[Collection entries]
>>

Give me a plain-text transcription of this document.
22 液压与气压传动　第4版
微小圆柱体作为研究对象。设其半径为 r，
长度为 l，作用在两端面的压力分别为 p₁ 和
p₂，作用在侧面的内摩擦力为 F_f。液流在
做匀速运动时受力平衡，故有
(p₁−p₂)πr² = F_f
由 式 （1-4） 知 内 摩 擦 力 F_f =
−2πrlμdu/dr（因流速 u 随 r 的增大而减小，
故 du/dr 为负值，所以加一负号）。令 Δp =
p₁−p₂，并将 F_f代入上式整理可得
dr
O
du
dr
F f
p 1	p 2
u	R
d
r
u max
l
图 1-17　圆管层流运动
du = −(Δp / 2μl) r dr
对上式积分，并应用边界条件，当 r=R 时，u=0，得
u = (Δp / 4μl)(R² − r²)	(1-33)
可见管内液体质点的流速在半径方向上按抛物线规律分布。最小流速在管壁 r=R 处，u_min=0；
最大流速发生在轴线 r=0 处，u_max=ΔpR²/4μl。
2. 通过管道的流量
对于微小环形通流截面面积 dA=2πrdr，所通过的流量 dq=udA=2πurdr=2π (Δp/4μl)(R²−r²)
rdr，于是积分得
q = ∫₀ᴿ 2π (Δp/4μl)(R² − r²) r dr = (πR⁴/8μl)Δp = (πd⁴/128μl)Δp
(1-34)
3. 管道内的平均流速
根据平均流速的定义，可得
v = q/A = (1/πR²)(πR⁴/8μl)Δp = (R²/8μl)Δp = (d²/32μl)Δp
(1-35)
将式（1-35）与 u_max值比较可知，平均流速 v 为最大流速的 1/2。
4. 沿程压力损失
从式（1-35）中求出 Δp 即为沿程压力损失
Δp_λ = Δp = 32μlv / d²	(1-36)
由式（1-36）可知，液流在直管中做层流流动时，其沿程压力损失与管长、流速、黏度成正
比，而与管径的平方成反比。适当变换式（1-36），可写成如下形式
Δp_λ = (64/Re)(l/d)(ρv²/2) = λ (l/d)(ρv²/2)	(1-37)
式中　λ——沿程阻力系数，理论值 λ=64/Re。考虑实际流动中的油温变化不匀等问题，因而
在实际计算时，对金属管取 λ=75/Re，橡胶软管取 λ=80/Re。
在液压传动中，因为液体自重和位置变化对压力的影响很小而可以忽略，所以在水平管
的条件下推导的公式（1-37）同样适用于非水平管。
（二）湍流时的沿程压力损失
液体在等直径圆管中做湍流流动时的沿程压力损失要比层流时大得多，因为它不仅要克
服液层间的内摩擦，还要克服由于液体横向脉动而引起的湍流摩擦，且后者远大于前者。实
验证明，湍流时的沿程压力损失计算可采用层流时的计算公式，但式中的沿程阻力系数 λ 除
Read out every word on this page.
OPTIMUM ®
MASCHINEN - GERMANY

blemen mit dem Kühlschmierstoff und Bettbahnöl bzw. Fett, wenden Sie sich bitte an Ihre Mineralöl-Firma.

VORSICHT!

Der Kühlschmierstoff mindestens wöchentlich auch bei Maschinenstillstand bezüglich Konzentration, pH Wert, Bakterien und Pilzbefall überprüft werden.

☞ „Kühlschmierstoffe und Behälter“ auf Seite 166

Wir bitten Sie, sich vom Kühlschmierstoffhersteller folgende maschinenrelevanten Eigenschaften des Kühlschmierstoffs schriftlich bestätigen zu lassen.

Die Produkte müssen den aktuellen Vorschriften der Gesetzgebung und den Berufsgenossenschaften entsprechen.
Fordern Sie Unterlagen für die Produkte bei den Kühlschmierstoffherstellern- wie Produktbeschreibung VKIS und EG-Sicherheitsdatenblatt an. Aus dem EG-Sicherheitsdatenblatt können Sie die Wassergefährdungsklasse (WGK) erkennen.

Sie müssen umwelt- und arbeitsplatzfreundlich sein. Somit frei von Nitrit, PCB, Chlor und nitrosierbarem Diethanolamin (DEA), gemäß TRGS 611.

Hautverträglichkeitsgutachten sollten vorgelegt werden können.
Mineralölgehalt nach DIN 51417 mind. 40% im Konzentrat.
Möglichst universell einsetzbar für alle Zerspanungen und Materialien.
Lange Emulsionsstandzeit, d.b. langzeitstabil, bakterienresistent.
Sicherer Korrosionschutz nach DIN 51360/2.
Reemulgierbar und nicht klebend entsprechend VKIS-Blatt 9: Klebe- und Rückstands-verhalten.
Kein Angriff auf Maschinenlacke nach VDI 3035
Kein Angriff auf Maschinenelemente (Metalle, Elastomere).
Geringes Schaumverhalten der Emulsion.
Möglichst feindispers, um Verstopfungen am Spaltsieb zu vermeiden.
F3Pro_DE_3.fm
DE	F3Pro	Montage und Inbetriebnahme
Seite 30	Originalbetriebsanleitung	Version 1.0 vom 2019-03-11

<<

:: Work instructions ::
Give a word-for-word copy of the records.

:: Response to the task ::
Give me a plain-text transcription of this document.
22 液压与气压传动　第4版
微小圆柱体作为研究对象。设其半径为 r，
长度为 l，作用在两端面的压力分别为 p₁ 和
p₂，作用在侧面的内摩擦力为 F_f。液流在
做匀速运动时受力平衡，故有
(p₁−p₂)πr² = F_f
由 式 （1-4） 知 内 摩 擦 力 F_f =
−2πrlμdu/dr（因流速 u 随 r 的增大而减小，
故 du/dr 为负值，所以加一负号）。令 Δp =
p₁−p₂，并将 F_f代入上式整理可得
dr
O
du
dr
F f
p 1	p 2
u	R
d
r
u max
l
图 1-17　圆管层流运动
du = −(Δp / 2μl) r dr
对上式积分，并应用边界条件，当 r=R 时，u=0，得
u = (Δp / 4μl)(R² − r²)	(1-33)
可见管内液体质点的流速在半径方向上按抛物线规律分布。最小流速在管壁 r=R 处，u_min=0；
最大流速发生在轴线 r=0 处，u_max=ΔpR²/4μl。
2. 通过管道的流量
对于微小环形通流截面面积 dA=2πrdr，所通过的流量 dq=udA=2πurdr=2π (Δp/4μl)(R²−r²)
rdr，于是积分得
q = ∫₀ᴿ 2π (Δp/4μl)(R² − r²) r dr = (πR⁴/8μl)Δp = (πd⁴/128μl)Δp
(1-34)
3. 管道内的平均流速
根据平均流速的定义，可得
v = q/A = (1/πR²)(πR⁴/8μl)Δp = (R²/8μl)Δp = (d²/32μl)Δp
(1-35)
将式（1-35）与 u_max值比较可知，平均流速 v 为最大流速的 1/2。
4. 沿程压力损失
从式（1-35）中求出 Δp 即为沿程压力损失
Δp_λ = Δp = 32μlv / d²	(1-36)
由式（1-36）可知，液流在直管中做层流流动时，其沿程压力损失与管长、流速、黏度成正
比，而与管径的平方成反比。适当变换式（1-36），可写成如下形式
Δp_λ = (64/Re)(l/d)(ρv²/2) = λ (l/d)(ρv²/2)	(1-37)
式中　λ——沿程阻力系数，理论值 λ=64/Re。考虑实际流动中的油温变化不匀等问题，因而
在实际计算时，对金属管取 λ=75/Re，橡胶软管取 λ=80/Re。
在液压传动中，因为液体自重和位置变化对压力的影响很小而可以忽略，所以在水平管
的条件下推导的公式（1-37）同样适用于非水平管。
（二）湍流时的沿程压力损失
液体在等直径圆管中做湍流流动时的沿程压力损失要比层流时大得多，因为它不仅要克
服液层间的内摩擦，还要克服由于液体横向脉动而引起的湍流摩擦，且后者远大于前者。实
验证明，湍流时的沿程压力损失计算可采用层流时的计算公式，但式中的沿程阻力系数 λ 除
Read out every word on this page.
OPTIMUM ®
MASCHINEN - GERMANY

blemen mit dem Kühlschmierstoff und Bettbahnöl bzw. Fett, wenden Sie sich bitte an Ihre Mineralöl-Firma.

VORSICHT!

Der Kühlschmierstoff mindestens wöchentlich auch bei Maschinenstillstand bezüglich Konzentration, pH Wert, Bakterien und Pilzbefall überprüft werden.

☞ „Kühlschmierstoffe und Behälter“ auf Seite 166

Wir bitten Sie, sich vom Kühlschmierstoffhersteller folgende maschinenrelevanten Eigenschaften des Kühlschmierstoffs schriftlich bestätigen zu lassen.

Die Produkte müssen den aktuellen Vorschriften der Gesetzgebung und den Berufsgenossenschaften entsprechen.
Fordern Sie Unterlagen für die Produkte bei den Kühlschmierstoffherstellern- wie Produktbeschreibung VKIS und EG-Sicherheitsdatenblatt an. Aus dem EG-Sicherheitsdatenblatt können Sie die Wassergefährdungsklasse (WGK) erkennen.

Sie müssen umwelt- und arbeitsplatzfreundlich sein. Somit frei von Nitrit, PCB, Chlor und nitrosierbarem Diethanolamin (DEA), gemäß TRGS 611.

Hautverträglichkeitsgutachten sollten vorgelegt werden können.
Mineralölgehalt nach DIN 51417 mind. 40% im Konzentrat.
Möglichst universell einsetzbar für alle Zerspanungen und Materialien.
Lange Emulsionsstandzeit, d.b. langzeitstabil, bakterienresistent.
Sicherer Korrosionschutz nach DIN 51360/2.
Reemulgierbar und nicht klebend entsprechend VKIS-Blatt 9: Klebe- und Rückstands-verhalten.
Kein Angriff auf Maschinenlacke nach VDI 3035
Kein Angriff auf Maschinenelemente (Metalle, Elastomere).
Geringes Schaumverhalten der Emulsion.
Möglichst feindispers, um Verstopfungen am Spaltsieb zu vermeiden.
F3Pro_DE_3.fm
DE	F3Pro	Montage und Inbetriebnahme
Seite 30	Originalbetriebsanleitung	Version 1.0 vom 2019-03-11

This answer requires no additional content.